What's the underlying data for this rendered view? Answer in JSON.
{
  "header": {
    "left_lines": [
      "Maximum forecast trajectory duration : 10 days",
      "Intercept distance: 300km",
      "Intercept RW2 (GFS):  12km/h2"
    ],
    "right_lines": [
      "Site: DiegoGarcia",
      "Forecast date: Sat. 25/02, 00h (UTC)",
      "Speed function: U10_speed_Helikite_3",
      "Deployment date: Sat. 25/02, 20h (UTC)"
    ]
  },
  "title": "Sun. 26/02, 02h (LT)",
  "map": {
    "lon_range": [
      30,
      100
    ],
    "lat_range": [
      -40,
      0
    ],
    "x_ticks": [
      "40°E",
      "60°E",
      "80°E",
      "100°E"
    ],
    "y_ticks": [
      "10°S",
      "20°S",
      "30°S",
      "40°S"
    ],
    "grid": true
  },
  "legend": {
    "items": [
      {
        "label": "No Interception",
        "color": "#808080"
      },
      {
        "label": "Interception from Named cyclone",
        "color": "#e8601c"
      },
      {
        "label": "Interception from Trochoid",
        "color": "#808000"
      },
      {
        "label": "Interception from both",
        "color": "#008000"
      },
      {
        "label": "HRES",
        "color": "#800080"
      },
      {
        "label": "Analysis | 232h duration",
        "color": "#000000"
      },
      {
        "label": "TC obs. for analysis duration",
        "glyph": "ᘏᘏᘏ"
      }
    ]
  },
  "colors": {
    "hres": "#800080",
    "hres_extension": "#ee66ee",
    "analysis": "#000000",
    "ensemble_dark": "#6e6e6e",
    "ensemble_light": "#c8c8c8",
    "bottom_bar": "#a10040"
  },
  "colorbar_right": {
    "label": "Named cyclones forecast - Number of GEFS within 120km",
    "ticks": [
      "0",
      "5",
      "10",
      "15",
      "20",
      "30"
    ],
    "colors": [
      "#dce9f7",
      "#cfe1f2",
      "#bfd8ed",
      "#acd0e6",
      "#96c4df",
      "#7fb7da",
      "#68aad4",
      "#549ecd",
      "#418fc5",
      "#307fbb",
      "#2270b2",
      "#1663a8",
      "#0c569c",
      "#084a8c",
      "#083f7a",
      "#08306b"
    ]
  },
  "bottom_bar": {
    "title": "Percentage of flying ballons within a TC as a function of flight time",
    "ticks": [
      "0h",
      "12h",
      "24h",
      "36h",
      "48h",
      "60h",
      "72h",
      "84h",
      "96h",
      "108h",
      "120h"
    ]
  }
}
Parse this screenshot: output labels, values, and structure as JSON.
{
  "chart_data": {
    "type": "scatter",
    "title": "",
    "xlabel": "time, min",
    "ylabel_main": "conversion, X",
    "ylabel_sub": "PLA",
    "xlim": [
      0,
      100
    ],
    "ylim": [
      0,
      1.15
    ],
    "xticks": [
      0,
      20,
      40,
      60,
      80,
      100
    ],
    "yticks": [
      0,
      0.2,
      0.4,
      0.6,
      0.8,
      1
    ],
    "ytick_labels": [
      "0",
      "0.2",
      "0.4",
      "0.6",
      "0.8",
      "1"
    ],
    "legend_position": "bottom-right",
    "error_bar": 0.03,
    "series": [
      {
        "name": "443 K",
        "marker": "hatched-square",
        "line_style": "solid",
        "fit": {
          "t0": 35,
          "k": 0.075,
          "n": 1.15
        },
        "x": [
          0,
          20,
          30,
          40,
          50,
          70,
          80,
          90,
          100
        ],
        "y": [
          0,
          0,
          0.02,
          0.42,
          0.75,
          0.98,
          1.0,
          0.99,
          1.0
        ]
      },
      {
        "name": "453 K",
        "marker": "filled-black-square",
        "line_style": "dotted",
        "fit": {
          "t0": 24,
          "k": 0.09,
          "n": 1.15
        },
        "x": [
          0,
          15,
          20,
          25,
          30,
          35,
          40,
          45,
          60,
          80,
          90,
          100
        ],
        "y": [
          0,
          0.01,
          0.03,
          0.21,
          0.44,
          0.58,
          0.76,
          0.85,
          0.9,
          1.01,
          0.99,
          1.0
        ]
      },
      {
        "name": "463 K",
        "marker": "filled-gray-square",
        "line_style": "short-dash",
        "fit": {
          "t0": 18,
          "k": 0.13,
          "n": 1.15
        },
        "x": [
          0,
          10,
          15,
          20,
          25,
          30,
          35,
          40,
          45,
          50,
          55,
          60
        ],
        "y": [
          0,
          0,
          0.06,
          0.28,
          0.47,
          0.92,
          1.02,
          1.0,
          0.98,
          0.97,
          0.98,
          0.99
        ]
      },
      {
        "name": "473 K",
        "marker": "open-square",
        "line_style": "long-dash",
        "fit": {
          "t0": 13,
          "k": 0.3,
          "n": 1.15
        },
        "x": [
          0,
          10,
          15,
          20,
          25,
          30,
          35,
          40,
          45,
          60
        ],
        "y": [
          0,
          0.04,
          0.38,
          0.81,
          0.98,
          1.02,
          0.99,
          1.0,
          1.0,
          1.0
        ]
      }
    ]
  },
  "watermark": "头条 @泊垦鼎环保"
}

• [EXERCISE]: Using the listing above, pick out each line that contains the word "filled", then copy it.

• [COMPLETED EXERCISE]:
        "marker": "filled-black-square",
        "marker": "filled-gray-square",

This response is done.